What you have to do →
Pick every line out of the entries below that has the string "dead", and copy it.

Supplied information →

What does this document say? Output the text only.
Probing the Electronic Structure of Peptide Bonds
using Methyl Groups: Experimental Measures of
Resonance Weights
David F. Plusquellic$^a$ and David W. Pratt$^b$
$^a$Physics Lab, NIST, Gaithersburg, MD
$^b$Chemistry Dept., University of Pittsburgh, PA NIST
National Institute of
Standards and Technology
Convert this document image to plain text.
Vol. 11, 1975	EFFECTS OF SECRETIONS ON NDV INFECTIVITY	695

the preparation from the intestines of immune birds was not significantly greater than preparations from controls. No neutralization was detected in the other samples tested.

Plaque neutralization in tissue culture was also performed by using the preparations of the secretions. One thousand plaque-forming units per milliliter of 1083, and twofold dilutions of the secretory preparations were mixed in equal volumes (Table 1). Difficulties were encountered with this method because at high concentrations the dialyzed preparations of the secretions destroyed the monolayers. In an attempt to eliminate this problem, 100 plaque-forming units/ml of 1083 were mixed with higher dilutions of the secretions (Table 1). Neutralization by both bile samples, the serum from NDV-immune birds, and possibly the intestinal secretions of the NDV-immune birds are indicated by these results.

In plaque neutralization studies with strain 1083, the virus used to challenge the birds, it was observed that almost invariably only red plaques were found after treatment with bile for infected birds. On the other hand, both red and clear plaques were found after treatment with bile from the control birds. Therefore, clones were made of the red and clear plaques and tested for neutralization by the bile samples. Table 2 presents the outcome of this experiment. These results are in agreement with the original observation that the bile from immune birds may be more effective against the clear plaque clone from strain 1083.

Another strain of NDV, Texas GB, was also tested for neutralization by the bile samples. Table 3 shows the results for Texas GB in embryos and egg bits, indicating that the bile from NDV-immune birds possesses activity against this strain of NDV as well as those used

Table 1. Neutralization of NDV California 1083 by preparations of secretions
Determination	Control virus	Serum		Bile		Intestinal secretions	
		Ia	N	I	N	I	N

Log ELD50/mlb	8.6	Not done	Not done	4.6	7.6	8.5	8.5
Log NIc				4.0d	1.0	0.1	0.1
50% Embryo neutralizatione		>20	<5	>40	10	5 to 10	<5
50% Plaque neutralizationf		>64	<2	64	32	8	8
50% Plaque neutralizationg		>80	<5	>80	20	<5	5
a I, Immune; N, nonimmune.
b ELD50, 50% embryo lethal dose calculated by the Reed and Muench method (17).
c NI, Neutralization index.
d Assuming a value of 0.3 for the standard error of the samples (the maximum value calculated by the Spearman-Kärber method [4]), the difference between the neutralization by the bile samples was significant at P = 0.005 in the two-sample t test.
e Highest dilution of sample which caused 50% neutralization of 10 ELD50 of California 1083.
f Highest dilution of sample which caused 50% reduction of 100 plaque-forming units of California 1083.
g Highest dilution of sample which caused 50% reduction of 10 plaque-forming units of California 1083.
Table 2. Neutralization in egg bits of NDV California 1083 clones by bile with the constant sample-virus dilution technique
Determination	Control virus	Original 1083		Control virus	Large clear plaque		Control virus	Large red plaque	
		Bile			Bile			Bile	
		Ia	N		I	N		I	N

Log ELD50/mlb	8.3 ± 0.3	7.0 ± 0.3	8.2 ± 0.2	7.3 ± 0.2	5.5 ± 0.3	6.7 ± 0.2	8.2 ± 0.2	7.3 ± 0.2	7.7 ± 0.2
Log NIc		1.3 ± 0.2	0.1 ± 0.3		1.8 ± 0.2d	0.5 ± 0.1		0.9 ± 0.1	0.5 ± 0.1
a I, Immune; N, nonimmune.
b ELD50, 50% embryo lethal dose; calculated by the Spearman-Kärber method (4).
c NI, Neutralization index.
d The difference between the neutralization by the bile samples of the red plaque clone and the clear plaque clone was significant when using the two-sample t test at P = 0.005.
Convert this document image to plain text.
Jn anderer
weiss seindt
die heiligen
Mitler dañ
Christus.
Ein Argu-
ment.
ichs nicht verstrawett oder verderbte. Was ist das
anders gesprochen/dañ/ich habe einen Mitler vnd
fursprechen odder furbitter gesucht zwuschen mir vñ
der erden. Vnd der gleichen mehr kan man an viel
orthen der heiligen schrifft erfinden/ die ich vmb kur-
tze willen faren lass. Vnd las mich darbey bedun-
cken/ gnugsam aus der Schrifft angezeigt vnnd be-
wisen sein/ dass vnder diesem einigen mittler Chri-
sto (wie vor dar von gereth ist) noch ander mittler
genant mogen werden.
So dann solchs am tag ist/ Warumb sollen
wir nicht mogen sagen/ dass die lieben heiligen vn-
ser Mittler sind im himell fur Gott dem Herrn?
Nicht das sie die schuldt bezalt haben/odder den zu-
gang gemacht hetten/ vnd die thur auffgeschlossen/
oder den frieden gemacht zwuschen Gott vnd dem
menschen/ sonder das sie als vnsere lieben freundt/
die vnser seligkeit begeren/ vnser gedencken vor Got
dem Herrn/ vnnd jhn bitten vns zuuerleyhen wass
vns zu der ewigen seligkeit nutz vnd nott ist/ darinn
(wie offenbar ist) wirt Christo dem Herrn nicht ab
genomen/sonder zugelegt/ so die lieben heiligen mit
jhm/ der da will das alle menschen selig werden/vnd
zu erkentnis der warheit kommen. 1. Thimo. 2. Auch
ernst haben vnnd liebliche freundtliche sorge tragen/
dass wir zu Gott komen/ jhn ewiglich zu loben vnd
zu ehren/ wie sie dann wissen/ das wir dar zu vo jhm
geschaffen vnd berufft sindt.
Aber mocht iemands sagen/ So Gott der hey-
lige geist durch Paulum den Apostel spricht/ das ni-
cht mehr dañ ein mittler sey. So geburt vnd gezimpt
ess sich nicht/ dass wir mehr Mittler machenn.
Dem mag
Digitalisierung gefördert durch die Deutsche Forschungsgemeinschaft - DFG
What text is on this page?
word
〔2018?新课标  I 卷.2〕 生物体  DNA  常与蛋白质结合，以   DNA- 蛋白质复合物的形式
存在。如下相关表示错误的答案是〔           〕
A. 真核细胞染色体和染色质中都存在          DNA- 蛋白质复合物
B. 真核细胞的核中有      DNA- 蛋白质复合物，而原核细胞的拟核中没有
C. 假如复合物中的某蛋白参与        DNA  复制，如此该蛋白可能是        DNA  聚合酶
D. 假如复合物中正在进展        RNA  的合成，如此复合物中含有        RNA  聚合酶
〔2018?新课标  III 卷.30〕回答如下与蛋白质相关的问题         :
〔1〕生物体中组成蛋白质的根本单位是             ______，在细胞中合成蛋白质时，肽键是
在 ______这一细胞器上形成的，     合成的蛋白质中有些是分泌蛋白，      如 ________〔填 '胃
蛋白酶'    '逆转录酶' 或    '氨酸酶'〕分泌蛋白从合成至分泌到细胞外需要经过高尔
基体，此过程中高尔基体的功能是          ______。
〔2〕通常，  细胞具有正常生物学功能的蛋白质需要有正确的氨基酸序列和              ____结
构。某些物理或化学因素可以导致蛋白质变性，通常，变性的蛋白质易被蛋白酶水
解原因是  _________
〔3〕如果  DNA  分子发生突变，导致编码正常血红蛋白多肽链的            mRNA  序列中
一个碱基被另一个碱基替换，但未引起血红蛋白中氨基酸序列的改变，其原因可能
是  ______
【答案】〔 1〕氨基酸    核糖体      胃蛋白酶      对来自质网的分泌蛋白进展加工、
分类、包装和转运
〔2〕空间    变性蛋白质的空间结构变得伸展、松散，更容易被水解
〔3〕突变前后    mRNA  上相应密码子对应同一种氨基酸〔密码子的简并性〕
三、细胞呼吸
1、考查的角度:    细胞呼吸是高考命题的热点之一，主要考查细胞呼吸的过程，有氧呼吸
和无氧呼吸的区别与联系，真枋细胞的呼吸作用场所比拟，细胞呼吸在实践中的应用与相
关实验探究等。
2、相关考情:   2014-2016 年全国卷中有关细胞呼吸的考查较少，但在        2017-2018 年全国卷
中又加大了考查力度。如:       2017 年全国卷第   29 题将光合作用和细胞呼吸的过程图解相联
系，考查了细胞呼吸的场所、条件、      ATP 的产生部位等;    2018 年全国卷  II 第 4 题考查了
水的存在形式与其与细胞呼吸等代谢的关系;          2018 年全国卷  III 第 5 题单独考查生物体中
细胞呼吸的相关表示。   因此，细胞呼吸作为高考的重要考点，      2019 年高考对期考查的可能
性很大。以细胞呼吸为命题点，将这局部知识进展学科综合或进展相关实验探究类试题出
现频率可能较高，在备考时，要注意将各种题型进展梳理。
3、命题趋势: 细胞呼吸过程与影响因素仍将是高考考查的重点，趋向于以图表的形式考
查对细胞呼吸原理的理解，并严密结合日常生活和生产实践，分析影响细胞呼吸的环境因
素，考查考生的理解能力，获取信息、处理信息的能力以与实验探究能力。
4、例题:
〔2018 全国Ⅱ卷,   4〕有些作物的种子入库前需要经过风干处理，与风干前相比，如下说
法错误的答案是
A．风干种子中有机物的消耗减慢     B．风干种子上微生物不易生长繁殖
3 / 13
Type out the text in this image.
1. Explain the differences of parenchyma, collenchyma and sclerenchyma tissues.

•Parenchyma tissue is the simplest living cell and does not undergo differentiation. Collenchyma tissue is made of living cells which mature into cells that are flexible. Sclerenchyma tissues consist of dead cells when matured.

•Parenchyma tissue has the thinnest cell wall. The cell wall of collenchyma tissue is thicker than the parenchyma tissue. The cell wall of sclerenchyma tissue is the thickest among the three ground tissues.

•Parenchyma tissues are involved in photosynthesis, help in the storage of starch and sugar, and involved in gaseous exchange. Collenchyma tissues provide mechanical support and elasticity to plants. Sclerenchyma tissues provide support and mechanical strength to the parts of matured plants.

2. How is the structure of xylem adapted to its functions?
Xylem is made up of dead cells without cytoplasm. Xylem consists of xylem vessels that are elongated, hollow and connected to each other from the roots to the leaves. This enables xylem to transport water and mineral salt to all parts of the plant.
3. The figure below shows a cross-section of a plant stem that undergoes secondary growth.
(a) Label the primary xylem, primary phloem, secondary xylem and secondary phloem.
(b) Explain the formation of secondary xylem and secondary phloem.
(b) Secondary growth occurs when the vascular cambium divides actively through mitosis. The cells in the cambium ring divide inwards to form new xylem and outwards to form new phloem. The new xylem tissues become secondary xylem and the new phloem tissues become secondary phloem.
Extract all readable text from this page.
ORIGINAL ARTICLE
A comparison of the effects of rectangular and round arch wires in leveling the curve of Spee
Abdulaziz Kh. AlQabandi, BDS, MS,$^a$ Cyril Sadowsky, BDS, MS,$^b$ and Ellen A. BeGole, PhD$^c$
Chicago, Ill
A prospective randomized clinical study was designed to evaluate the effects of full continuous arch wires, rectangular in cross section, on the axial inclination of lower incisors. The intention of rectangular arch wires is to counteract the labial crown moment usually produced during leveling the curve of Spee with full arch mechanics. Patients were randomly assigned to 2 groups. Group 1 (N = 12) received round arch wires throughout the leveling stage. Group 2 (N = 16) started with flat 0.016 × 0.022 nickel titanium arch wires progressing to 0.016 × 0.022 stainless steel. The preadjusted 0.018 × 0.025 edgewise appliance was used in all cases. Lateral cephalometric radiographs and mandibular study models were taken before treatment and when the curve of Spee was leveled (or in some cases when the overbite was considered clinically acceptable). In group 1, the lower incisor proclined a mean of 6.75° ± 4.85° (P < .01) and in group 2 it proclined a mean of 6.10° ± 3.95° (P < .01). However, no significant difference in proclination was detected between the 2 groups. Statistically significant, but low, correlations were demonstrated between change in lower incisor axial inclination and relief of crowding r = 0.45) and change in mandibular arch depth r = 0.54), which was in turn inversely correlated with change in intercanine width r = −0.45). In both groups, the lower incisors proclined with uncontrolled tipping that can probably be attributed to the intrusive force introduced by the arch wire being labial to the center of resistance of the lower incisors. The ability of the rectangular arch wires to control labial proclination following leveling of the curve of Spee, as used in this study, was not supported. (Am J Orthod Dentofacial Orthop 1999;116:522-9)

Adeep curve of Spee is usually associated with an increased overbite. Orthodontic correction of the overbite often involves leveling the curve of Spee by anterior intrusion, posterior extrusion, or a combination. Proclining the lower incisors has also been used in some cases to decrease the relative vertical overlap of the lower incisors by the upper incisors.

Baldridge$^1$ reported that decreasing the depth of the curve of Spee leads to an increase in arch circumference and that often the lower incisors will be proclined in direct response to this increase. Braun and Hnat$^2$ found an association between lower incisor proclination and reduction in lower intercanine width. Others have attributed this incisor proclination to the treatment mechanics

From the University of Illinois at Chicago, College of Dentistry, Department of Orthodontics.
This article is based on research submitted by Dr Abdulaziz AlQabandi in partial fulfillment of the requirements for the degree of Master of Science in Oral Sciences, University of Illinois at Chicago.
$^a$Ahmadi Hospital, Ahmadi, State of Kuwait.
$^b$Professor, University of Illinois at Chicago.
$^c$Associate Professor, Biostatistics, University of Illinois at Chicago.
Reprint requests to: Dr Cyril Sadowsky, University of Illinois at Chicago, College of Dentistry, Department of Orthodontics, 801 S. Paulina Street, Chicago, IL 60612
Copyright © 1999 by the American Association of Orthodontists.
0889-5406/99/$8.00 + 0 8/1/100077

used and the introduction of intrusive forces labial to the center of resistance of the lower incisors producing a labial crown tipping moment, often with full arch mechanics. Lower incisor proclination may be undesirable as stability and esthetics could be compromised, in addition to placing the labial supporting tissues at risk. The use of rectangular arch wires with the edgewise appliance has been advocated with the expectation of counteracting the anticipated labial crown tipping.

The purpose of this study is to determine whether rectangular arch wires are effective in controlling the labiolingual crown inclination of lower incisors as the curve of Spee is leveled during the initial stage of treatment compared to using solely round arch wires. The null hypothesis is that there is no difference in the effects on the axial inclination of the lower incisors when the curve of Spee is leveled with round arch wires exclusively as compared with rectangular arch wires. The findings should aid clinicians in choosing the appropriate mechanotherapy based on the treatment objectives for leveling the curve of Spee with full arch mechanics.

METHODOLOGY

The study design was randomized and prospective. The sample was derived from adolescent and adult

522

Response to this exercise →
•Parenchyma tissue is the simplest living cell and does not undergo differentiation. Collenchyma tissue is made of living cells which mature into cells that are flexible. Sclerenchyma tissues consist of dead cells when matured.
Xylem is made up of dead cells without cytoplasm. Xylem consists of xylem vessels that are elongated, hollow and connected to each other from the roots to the leaves. This enables xylem to transport water and mineral salt to all parts of the plant.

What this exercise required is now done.